*WHAT IS EXPECTED*:
Pictures stay out of the copy. Transcribe exactly the lines from the line with "What's the underlying" through the final line of the records.

═══ PROVIDED DATA

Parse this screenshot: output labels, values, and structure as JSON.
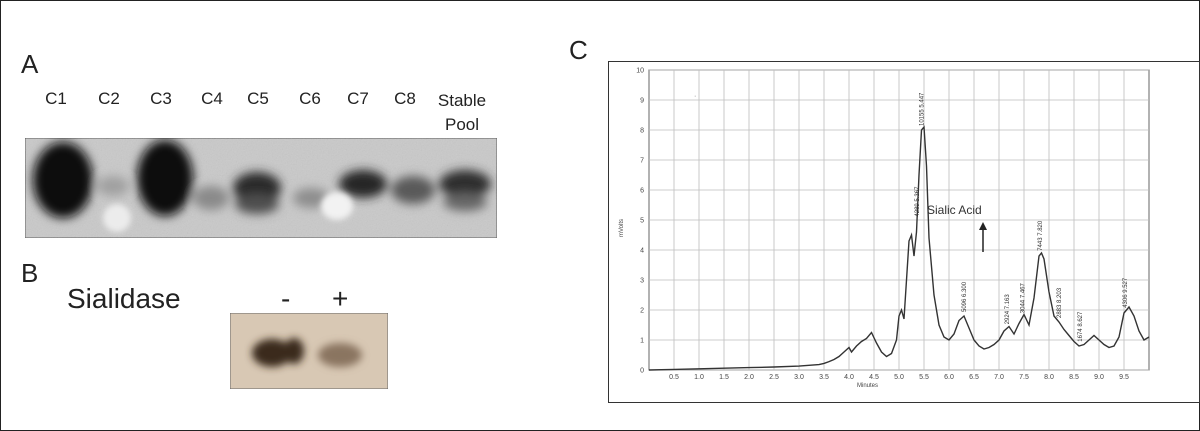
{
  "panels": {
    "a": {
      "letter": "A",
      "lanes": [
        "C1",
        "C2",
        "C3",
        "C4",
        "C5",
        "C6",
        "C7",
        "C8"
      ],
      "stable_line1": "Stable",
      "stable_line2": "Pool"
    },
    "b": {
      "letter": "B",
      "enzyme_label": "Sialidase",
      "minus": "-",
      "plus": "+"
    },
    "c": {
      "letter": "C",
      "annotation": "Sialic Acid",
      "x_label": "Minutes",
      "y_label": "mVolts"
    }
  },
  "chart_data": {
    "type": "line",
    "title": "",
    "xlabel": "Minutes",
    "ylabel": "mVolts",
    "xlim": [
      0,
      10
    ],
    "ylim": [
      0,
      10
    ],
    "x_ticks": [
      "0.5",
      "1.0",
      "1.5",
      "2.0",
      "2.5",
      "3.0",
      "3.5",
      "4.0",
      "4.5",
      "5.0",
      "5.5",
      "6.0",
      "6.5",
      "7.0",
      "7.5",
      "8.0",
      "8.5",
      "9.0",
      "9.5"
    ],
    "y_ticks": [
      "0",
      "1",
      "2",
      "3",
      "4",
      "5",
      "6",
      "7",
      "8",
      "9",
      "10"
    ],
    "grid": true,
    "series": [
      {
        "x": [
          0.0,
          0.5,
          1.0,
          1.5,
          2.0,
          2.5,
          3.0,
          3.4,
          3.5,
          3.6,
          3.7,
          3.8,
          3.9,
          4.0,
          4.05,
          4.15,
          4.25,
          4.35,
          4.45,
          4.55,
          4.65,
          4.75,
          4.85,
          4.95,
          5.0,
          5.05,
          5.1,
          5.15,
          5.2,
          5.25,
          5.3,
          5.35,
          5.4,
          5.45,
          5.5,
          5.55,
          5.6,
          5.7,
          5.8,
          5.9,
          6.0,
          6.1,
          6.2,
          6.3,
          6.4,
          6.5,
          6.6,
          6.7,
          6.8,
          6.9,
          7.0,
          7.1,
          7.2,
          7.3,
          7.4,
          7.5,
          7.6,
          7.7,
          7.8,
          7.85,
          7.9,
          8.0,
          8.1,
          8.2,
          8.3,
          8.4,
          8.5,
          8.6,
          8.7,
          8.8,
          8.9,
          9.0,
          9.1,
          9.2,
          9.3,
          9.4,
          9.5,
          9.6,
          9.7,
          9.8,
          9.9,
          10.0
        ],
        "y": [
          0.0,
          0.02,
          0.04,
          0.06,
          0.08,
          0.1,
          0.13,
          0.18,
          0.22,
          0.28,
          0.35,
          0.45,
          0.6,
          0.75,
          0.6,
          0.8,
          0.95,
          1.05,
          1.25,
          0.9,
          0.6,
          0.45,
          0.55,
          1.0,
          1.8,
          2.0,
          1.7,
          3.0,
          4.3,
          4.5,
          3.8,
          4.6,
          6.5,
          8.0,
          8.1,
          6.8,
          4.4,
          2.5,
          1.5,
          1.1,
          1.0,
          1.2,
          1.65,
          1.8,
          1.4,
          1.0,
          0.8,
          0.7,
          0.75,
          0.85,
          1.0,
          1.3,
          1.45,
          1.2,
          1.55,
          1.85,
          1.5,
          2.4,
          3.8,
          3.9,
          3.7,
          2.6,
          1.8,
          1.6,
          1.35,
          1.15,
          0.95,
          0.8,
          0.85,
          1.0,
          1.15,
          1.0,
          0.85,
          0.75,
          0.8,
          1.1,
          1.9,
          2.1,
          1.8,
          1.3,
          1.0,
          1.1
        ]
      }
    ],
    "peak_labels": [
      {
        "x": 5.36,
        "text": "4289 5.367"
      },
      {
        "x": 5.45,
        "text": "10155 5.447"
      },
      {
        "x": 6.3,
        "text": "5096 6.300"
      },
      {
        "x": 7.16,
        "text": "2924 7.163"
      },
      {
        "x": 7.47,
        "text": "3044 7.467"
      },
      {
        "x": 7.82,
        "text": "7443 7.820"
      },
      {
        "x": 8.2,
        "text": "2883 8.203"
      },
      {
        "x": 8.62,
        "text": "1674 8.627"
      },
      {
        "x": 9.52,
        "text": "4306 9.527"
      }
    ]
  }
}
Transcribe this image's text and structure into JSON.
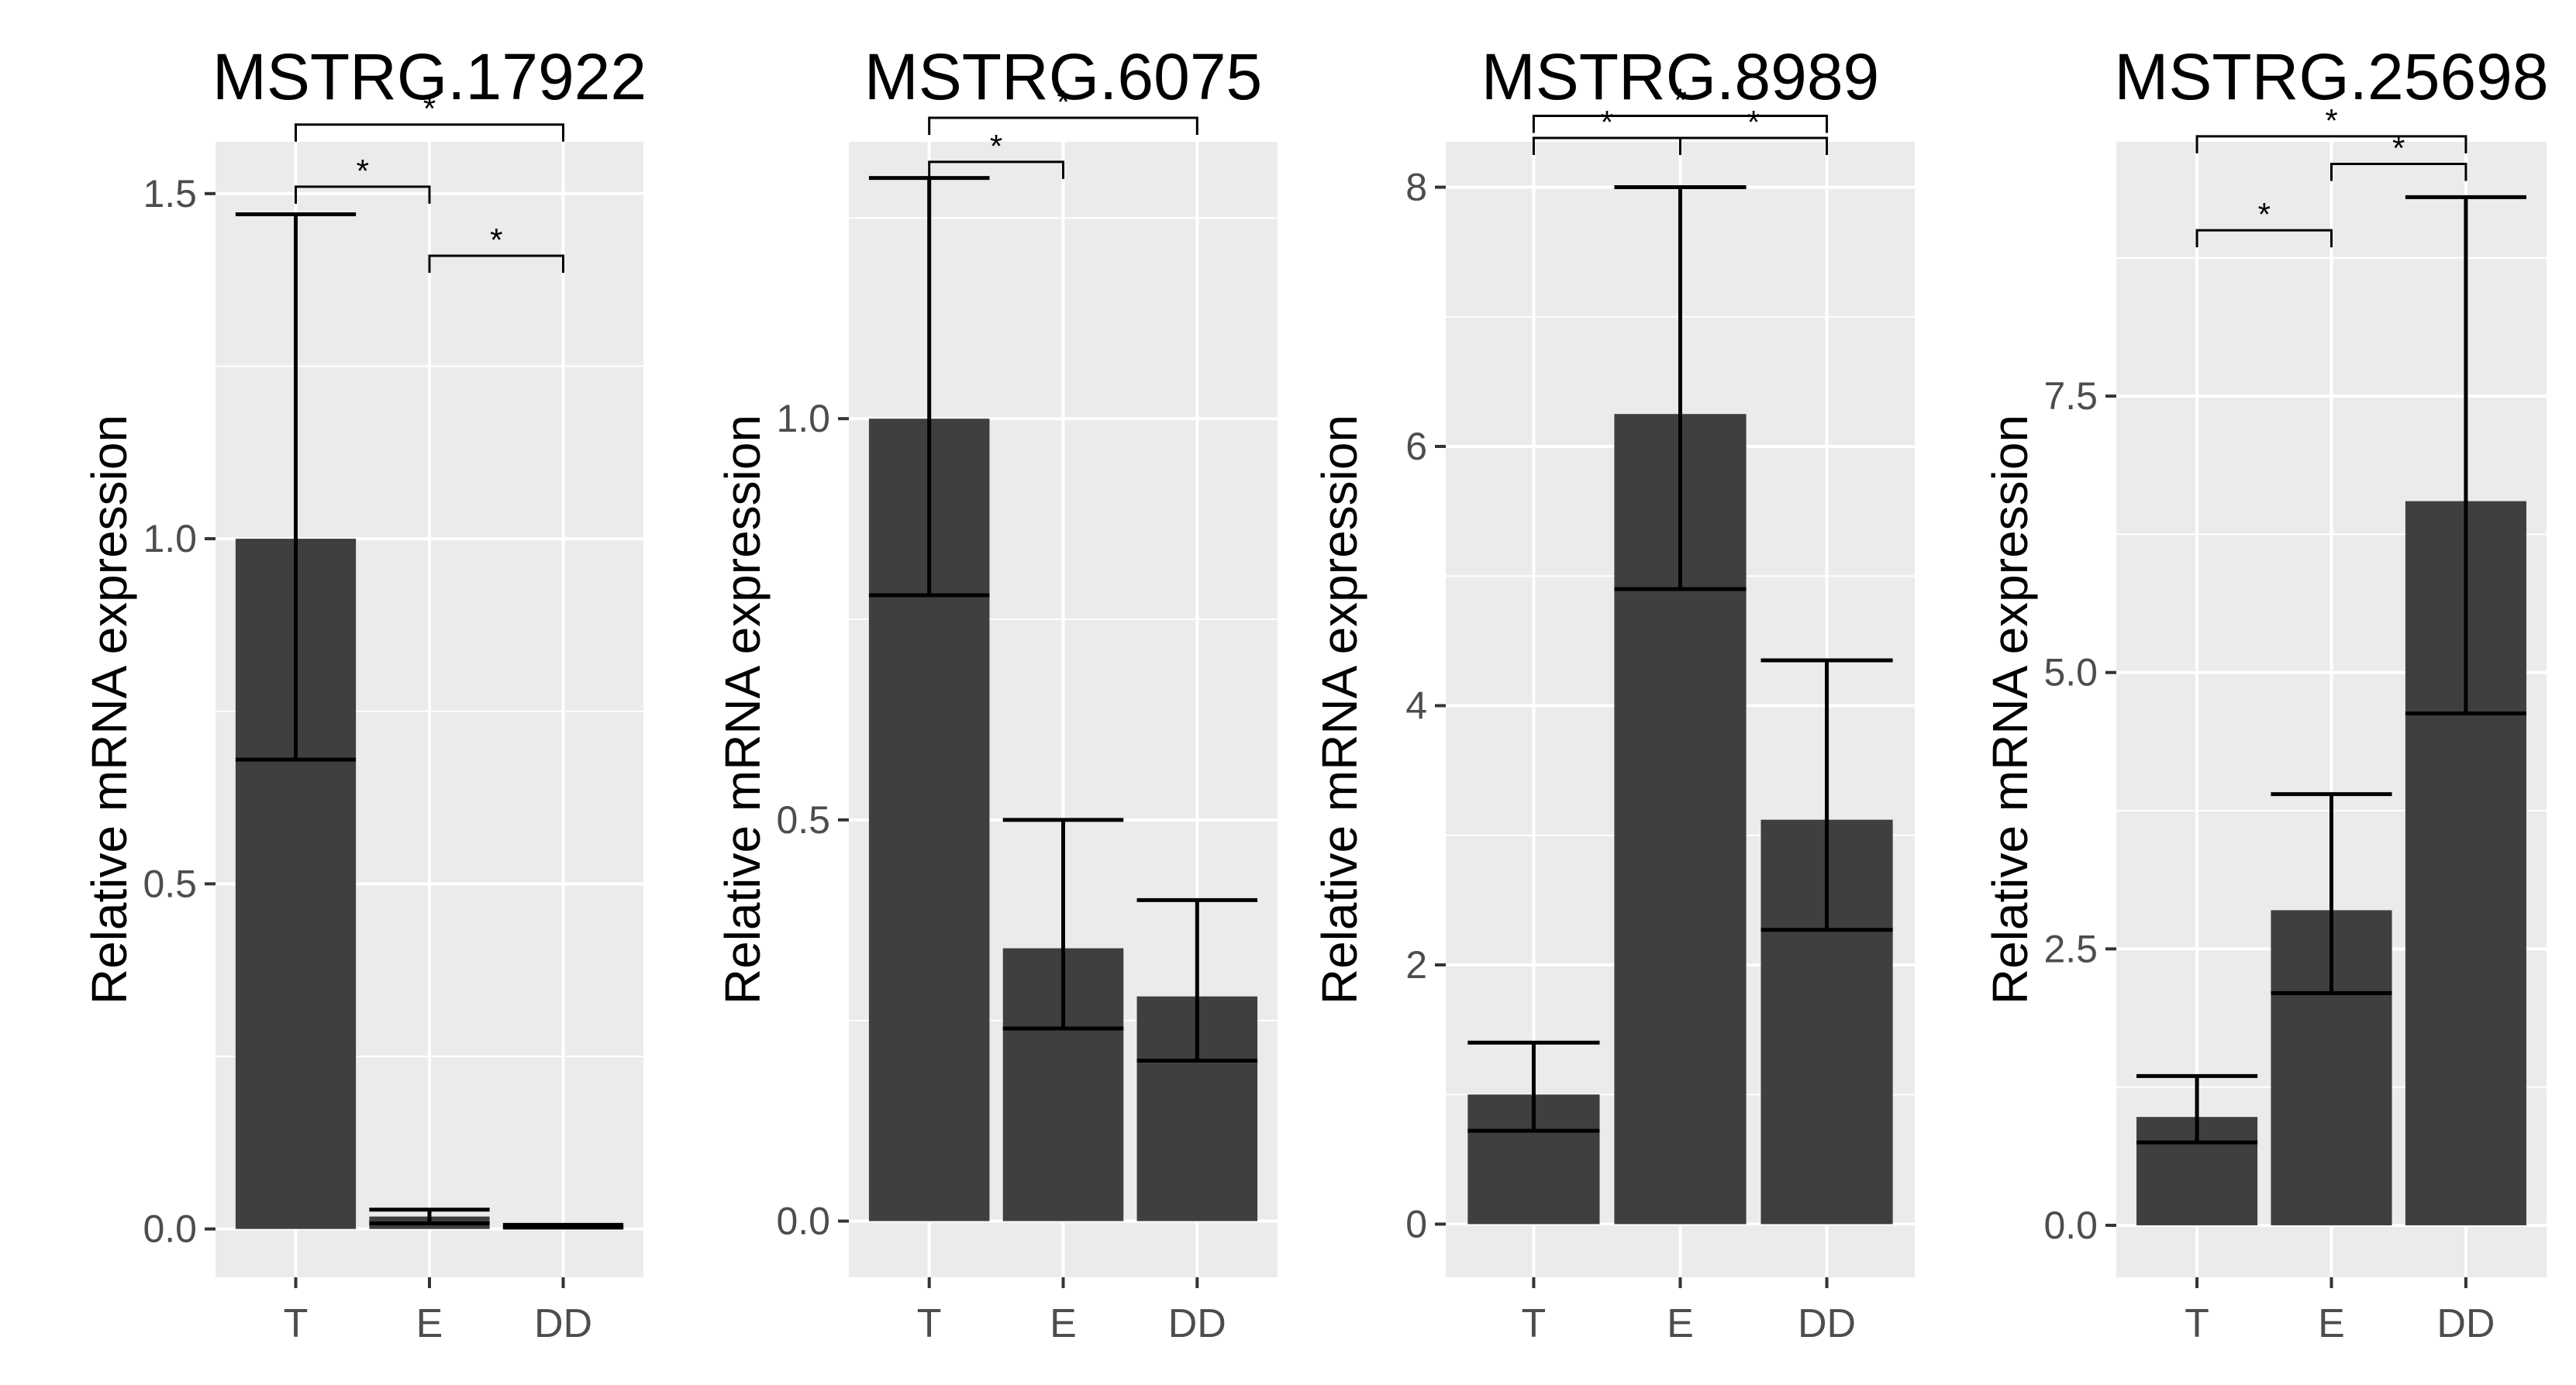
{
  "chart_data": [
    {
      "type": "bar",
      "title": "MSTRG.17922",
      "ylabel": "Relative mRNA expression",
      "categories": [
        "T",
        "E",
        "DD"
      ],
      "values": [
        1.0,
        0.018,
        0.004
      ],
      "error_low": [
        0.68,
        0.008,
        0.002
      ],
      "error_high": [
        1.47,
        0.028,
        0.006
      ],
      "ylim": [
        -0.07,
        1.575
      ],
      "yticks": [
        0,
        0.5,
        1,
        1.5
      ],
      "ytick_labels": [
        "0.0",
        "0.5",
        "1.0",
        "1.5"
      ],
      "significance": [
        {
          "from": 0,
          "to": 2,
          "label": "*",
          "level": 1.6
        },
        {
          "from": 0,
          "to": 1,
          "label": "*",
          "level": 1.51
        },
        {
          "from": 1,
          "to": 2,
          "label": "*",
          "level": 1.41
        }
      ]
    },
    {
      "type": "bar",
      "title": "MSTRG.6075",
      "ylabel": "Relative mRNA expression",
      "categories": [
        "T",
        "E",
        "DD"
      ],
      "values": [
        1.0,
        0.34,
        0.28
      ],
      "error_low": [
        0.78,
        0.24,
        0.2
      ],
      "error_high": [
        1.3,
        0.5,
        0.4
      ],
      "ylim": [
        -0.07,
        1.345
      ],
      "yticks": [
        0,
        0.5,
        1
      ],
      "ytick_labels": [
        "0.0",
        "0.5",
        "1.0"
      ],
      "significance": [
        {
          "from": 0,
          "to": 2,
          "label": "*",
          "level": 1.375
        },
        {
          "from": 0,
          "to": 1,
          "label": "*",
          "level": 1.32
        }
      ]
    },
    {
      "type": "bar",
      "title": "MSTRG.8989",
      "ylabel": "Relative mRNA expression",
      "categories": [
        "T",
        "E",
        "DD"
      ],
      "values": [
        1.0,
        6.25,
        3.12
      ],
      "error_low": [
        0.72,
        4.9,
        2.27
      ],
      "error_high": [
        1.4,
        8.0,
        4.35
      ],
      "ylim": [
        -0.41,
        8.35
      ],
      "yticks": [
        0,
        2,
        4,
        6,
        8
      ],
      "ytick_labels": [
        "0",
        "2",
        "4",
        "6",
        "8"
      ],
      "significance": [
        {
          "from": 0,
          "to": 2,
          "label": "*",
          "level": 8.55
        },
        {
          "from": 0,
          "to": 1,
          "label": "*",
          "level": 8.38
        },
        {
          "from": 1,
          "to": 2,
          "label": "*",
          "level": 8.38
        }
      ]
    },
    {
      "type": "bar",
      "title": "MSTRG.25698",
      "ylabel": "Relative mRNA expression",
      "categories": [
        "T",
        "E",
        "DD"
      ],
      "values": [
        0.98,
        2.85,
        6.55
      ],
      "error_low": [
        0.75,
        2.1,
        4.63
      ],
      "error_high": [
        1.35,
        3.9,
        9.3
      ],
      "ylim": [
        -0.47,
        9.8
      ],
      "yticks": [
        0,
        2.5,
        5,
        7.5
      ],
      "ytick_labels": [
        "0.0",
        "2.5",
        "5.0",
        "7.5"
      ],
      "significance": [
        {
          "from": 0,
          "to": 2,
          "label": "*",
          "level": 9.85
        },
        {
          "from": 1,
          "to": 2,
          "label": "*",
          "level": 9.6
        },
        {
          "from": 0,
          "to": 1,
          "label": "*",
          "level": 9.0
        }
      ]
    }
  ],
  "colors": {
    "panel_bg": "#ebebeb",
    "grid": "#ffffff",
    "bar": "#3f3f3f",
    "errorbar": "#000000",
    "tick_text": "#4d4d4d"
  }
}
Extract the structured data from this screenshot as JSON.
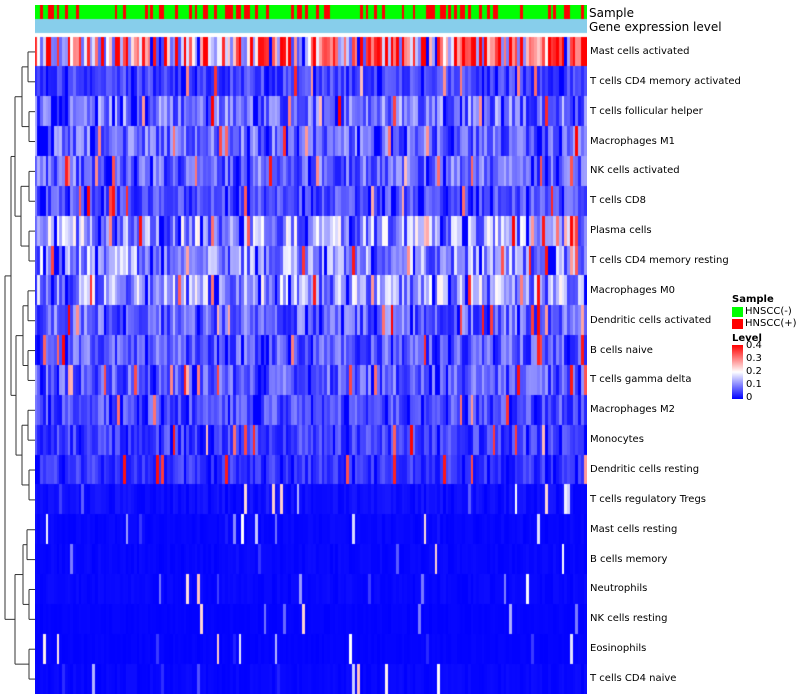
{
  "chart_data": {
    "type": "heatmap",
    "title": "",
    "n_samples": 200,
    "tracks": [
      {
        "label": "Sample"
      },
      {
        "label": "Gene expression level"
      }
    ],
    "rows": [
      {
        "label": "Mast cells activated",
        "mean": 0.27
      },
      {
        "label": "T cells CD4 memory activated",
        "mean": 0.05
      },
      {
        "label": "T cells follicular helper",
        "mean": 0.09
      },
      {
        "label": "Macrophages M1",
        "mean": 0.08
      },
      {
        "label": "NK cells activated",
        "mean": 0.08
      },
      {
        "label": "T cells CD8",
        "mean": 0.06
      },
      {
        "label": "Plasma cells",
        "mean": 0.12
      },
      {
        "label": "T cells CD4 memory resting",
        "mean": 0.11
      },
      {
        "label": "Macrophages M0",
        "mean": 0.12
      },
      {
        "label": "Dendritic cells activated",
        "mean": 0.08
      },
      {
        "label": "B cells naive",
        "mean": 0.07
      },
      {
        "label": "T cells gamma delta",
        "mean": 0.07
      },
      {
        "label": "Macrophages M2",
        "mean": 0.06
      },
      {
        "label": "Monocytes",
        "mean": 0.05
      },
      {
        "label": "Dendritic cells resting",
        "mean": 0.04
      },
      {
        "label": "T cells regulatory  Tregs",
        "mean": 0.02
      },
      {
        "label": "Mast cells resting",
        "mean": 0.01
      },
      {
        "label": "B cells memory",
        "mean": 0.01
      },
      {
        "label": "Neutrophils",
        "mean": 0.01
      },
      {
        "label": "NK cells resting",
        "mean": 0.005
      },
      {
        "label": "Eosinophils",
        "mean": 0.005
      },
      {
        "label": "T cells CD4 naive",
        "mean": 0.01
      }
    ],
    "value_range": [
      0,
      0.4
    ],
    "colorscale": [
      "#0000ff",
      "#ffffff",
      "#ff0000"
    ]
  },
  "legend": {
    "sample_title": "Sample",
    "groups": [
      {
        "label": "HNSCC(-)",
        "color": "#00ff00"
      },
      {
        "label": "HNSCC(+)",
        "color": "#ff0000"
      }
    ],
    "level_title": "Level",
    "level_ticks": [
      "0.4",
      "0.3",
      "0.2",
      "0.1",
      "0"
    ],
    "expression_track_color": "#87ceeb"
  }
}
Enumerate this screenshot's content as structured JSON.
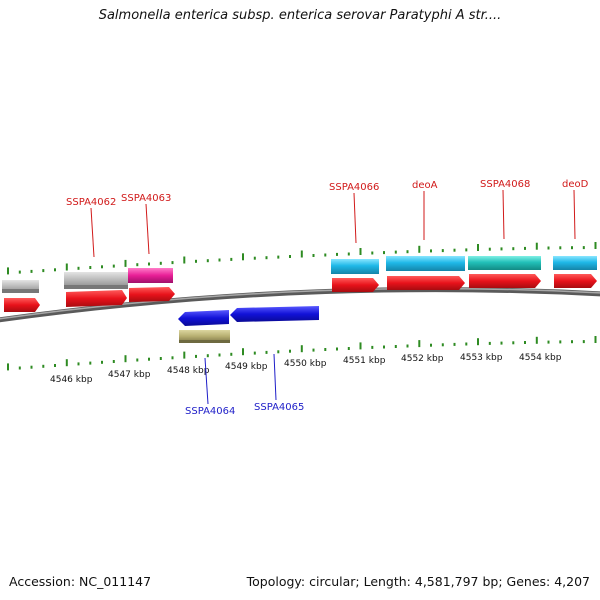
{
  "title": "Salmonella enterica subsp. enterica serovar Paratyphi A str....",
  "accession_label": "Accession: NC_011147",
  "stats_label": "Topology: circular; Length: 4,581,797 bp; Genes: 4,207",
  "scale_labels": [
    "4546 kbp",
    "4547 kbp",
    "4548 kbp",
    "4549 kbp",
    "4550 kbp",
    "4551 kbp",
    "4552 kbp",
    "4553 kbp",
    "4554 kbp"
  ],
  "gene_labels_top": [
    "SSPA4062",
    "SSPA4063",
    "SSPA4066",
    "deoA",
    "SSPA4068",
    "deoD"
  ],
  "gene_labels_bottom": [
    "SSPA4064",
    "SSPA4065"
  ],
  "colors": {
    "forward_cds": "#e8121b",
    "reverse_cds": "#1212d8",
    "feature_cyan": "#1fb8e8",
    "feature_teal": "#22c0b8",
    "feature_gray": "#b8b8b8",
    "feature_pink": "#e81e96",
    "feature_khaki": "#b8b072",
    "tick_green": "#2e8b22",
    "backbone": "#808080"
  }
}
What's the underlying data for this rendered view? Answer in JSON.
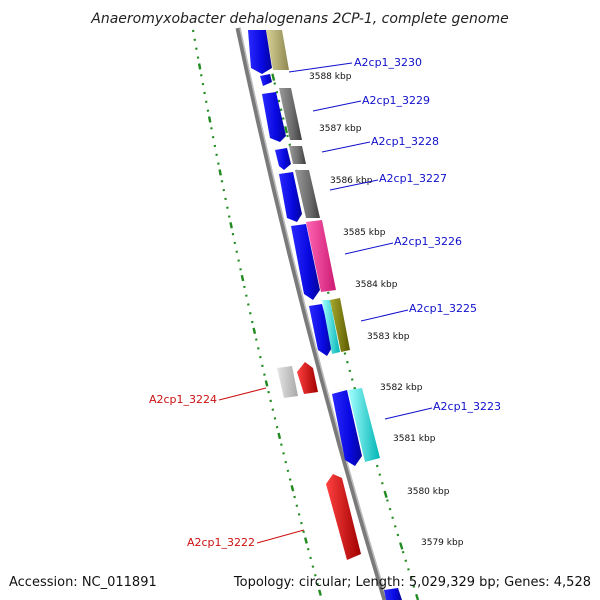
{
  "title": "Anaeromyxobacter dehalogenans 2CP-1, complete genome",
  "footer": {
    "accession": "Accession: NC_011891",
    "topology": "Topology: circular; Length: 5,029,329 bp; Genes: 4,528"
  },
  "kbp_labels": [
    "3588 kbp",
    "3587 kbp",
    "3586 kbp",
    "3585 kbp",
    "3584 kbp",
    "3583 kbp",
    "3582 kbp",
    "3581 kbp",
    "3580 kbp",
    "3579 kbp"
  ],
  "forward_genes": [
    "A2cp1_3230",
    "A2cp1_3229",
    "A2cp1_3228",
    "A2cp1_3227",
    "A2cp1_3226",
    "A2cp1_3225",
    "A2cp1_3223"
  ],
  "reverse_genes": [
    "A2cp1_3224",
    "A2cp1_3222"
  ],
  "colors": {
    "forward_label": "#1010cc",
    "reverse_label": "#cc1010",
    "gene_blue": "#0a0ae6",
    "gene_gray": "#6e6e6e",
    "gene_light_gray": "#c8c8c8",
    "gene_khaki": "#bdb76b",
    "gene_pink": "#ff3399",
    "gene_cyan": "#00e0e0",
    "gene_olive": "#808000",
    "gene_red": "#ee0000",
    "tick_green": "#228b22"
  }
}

══════

*OUTPUT FOR THIS TASK*:
What's the underlying data for this rendered view? Answer in JSON.
{
  "title": "Anaeromyxobacter dehalogenans 2CP-1, complete genome",
  "footer": {
    "accession": "Accession: NC_011891",
    "topology": "Topology: circular; Length: 5,029,329 bp; Genes: 4,528"
  },
  "kbp_labels": [
    "3588 kbp",
    "3587 kbp",
    "3586 kbp",
    "3585 kbp",
    "3584 kbp",
    "3583 kbp",
    "3582 kbp",
    "3581 kbp",
    "3580 kbp",
    "3579 kbp"
  ],
  "forward_genes": [
    "A2cp1_3230",
    "A2cp1_3229",
    "A2cp1_3228",
    "A2cp1_3227",
    "A2cp1_3226",
    "A2cp1_3225",
    "A2cp1_3223"
  ],
  "reverse_genes": [
    "A2cp1_3224",
    "A2cp1_3222"
  ],
  "colors": {
    "forward_label": "#1010cc",
    "reverse_label": "#cc1010",
    "gene_blue": "#0a0ae6",
    "gene_gray": "#6e6e6e",
    "gene_light_gray": "#c8c8c8",
    "gene_khaki": "#bdb76b",
    "gene_pink": "#ff3399",
    "gene_cyan": "#00e0e0",
    "gene_olive": "#808000",
    "gene_red": "#ee0000",
    "tick_green": "#228b22"
  }
}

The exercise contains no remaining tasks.